# START OF Task inputs

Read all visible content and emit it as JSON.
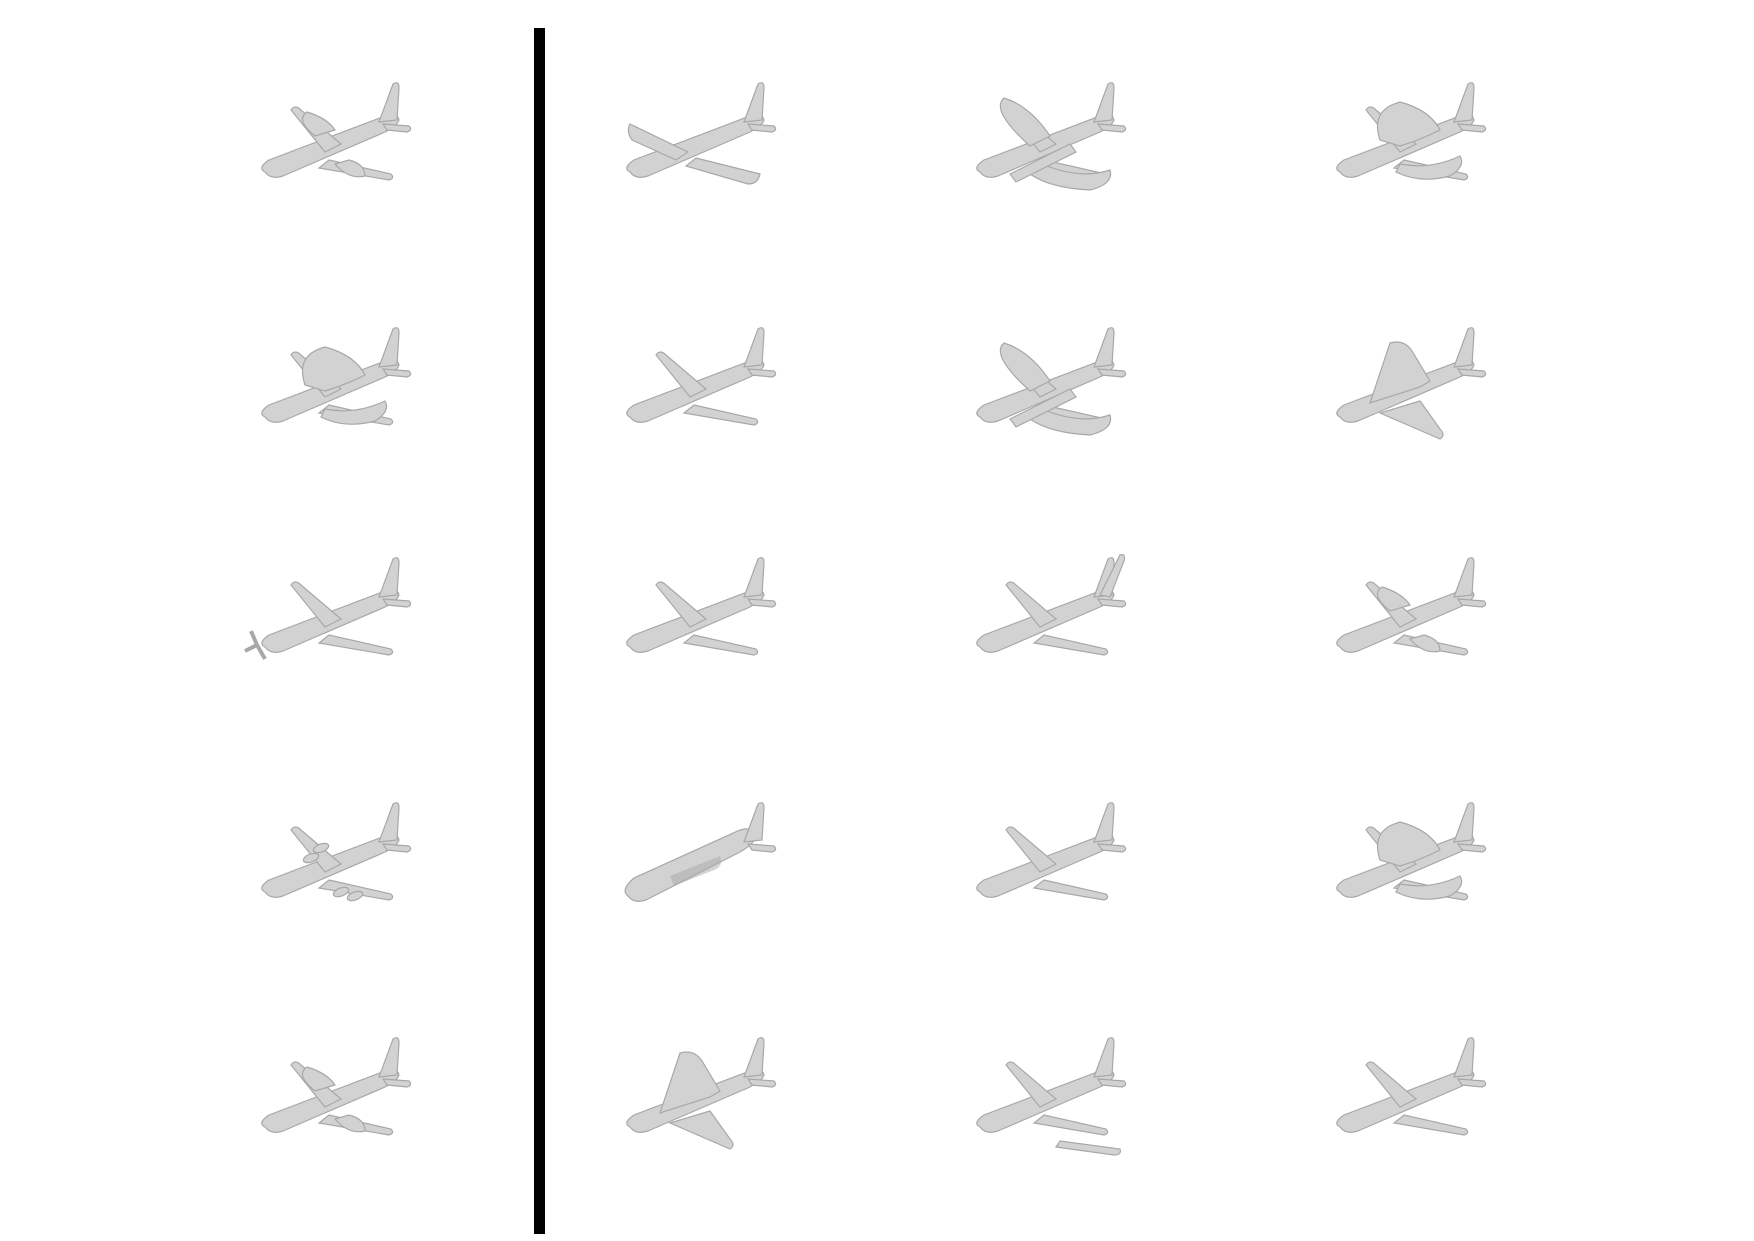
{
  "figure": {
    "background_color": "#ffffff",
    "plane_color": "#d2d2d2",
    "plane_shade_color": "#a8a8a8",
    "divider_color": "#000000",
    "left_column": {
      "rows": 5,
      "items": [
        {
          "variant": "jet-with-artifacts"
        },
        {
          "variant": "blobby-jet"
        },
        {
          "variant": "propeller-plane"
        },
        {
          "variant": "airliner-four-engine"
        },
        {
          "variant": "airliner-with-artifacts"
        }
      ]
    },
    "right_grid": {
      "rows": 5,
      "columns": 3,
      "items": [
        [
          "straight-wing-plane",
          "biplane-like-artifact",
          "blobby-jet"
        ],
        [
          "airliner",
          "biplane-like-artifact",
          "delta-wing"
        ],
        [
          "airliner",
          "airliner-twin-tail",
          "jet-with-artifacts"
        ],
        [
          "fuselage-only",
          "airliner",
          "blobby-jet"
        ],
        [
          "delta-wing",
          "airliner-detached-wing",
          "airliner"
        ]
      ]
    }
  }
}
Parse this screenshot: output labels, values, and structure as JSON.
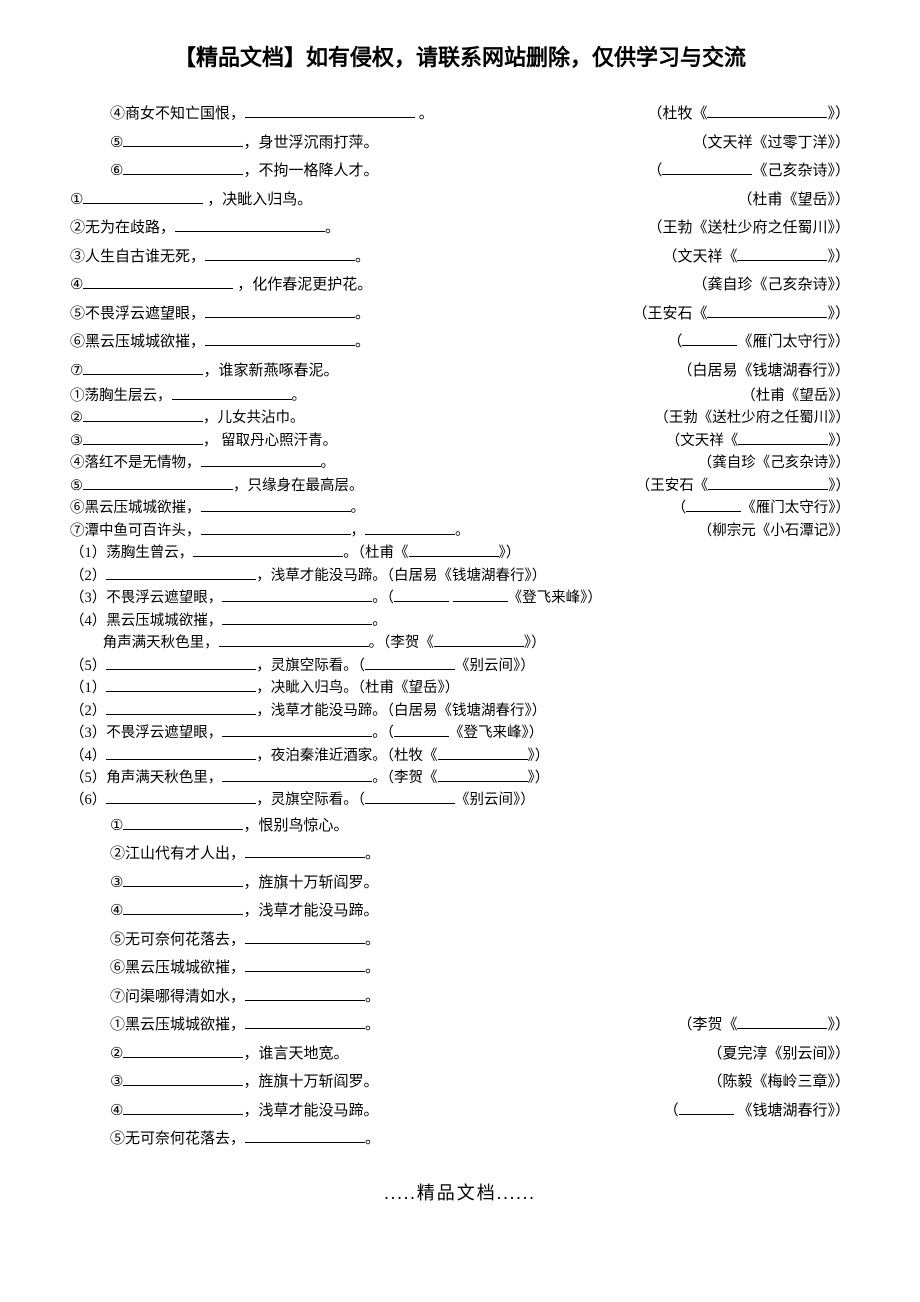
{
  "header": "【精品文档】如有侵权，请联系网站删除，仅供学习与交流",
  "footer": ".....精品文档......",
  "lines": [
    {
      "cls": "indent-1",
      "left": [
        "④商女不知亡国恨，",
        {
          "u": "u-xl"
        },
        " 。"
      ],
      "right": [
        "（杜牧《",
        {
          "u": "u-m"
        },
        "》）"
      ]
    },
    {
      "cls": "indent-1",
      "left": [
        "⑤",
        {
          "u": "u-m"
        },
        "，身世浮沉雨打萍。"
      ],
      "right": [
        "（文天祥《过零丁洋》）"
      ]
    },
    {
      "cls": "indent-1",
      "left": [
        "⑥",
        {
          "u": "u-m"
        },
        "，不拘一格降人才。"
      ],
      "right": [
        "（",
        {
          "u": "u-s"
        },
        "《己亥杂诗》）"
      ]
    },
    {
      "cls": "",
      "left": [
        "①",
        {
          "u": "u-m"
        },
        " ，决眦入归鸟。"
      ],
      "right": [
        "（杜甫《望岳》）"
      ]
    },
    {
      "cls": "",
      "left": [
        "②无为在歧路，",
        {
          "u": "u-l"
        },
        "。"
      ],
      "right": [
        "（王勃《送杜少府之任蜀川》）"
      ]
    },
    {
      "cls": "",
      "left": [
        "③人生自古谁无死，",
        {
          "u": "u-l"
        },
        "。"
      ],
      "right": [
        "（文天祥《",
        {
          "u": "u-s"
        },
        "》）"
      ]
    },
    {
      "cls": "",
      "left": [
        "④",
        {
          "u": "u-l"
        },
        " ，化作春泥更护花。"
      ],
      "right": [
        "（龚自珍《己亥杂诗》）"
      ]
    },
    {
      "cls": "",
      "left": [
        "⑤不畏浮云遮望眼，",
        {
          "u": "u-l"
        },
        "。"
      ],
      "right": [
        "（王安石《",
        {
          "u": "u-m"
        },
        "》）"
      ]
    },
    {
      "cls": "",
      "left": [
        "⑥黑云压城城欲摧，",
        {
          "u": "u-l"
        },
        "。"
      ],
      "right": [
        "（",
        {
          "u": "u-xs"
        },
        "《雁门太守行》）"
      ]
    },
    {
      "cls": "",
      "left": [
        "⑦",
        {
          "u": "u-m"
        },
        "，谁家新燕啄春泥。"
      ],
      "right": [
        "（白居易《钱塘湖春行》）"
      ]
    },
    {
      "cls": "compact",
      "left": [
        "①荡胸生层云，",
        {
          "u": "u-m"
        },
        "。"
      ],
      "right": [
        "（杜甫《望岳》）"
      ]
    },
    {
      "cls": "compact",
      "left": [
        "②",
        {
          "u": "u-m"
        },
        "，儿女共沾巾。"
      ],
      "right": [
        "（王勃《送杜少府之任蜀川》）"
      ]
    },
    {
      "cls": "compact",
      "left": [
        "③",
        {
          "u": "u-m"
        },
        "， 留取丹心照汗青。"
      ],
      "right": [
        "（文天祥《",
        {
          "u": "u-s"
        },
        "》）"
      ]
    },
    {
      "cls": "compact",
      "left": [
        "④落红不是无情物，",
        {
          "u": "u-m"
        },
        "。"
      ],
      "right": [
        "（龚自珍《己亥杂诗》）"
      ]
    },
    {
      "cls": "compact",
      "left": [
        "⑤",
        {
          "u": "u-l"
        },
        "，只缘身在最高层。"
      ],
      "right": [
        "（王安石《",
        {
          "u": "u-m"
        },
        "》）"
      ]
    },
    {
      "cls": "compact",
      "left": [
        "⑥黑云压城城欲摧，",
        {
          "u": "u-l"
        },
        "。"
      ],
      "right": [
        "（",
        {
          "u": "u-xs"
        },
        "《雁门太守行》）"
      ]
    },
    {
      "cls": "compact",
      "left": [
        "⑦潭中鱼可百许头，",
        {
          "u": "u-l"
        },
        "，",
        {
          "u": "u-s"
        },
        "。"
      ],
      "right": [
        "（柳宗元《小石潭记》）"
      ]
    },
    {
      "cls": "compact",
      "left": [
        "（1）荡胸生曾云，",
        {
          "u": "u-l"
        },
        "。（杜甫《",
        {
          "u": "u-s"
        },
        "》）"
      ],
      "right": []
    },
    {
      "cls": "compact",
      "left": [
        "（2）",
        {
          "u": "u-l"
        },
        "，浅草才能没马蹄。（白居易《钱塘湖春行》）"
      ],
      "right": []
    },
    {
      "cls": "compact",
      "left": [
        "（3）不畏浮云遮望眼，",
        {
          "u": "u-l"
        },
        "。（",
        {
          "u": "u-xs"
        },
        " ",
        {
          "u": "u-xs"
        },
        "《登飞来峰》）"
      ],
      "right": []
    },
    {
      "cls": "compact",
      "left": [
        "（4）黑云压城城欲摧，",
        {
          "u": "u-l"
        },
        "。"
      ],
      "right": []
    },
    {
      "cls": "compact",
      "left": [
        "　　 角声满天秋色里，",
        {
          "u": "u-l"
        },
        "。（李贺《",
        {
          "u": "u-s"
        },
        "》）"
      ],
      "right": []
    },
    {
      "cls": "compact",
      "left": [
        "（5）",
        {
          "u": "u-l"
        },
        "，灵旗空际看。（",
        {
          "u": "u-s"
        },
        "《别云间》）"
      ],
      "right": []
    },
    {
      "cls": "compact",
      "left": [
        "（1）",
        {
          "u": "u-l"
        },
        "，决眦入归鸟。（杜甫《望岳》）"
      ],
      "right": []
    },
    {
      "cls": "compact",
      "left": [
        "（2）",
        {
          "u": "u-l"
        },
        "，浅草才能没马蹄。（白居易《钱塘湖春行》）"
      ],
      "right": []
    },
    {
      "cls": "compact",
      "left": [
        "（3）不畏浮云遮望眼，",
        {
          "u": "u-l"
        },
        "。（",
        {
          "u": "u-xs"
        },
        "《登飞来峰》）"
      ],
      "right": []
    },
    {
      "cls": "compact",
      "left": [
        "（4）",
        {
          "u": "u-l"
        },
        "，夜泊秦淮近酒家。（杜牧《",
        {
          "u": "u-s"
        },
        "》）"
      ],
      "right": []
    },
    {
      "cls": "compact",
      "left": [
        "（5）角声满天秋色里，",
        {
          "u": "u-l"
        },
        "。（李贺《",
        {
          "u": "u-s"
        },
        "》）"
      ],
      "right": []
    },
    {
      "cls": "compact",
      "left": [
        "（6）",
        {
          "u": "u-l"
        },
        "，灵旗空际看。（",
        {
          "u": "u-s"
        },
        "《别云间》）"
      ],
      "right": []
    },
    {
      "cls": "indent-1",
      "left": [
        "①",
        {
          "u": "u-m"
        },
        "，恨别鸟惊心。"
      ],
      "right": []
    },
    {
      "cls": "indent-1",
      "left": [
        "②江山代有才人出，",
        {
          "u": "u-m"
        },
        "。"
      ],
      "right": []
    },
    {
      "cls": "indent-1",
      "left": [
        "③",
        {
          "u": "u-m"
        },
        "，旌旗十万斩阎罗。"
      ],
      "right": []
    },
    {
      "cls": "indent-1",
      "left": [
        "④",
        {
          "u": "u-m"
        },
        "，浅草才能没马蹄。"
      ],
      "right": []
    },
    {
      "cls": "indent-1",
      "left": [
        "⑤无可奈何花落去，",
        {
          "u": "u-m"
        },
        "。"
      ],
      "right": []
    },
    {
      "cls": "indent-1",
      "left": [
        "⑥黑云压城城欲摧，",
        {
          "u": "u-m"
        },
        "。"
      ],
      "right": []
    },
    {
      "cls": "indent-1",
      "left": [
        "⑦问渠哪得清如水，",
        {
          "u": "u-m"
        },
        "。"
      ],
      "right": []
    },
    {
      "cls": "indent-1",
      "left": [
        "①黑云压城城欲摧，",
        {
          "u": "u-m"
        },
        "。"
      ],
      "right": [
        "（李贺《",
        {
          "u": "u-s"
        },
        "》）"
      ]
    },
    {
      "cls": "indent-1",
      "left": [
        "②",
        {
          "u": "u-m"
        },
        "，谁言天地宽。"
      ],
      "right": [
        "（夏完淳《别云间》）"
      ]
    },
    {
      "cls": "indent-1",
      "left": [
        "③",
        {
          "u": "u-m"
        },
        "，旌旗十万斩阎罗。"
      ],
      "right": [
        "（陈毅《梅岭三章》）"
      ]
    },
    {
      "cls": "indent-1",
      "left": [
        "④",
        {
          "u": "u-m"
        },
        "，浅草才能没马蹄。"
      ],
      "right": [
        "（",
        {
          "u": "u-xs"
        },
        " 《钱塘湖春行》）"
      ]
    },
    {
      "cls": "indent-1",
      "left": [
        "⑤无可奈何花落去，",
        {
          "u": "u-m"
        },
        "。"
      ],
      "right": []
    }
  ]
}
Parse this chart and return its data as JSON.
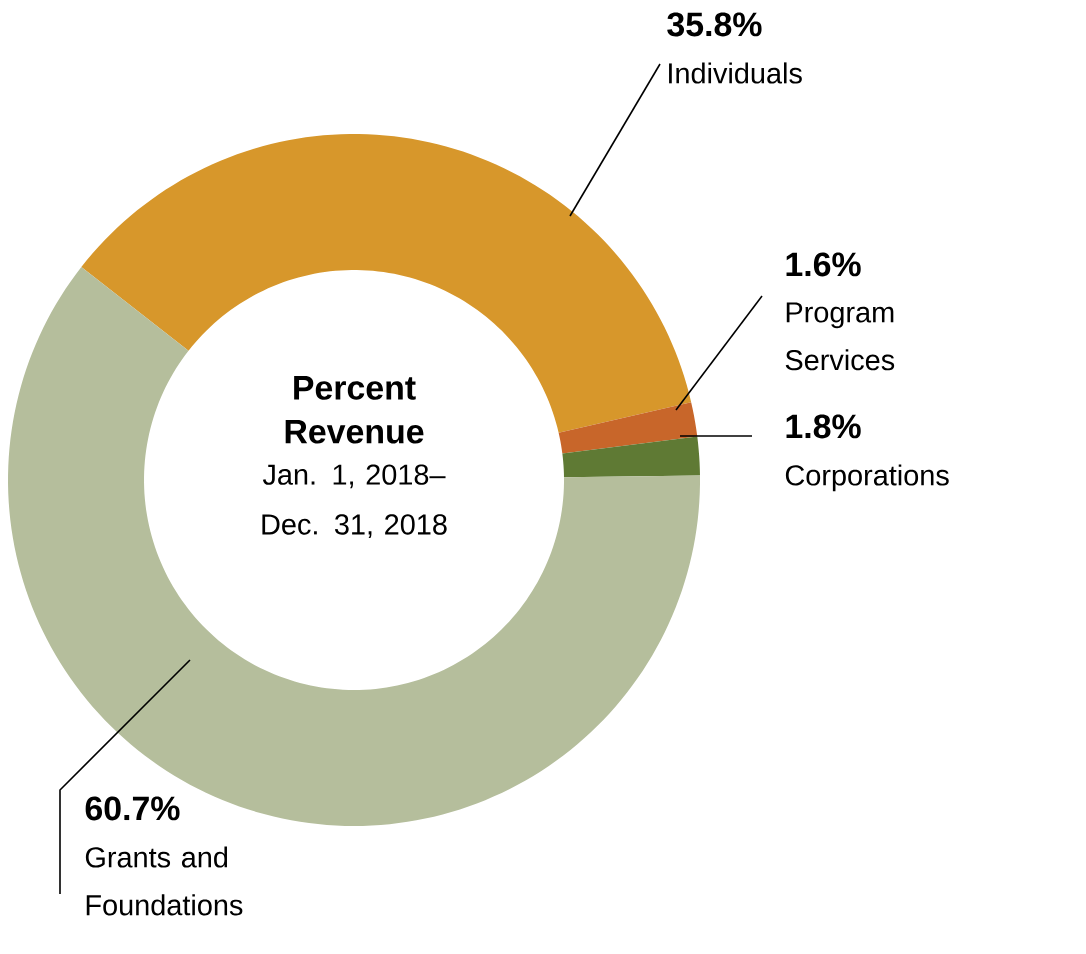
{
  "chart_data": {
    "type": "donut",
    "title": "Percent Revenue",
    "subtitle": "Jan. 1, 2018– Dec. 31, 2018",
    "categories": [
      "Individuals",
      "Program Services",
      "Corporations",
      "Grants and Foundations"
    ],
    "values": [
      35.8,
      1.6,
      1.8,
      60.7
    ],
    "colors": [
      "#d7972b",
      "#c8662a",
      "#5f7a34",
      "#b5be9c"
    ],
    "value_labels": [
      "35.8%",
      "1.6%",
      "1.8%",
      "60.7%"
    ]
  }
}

# END OF Task inputs

■ What is expected ■
Exactly the lines from the one with "Parse this chart and return its data as JSON." through the end of the listing above are to be repeated, with no pictures.

■ The solution ■
Parse this chart and return its data as JSON.
{
  "chart_data": {
    "type": "donut",
    "title": "Percent Revenue",
    "subtitle": "Jan. 1, 2018– Dec. 31, 2018",
    "categories": [
      "Individuals",
      "Program Services",
      "Corporations",
      "Grants and Foundations"
    ],
    "values": [
      35.8,
      1.6,
      1.8,
      60.7
    ],
    "colors": [
      "#d7972b",
      "#c8662a",
      "#5f7a34",
      "#b5be9c"
    ],
    "value_labels": [
      "35.8%",
      "1.6%",
      "1.8%",
      "60.7%"
    ]
  }
}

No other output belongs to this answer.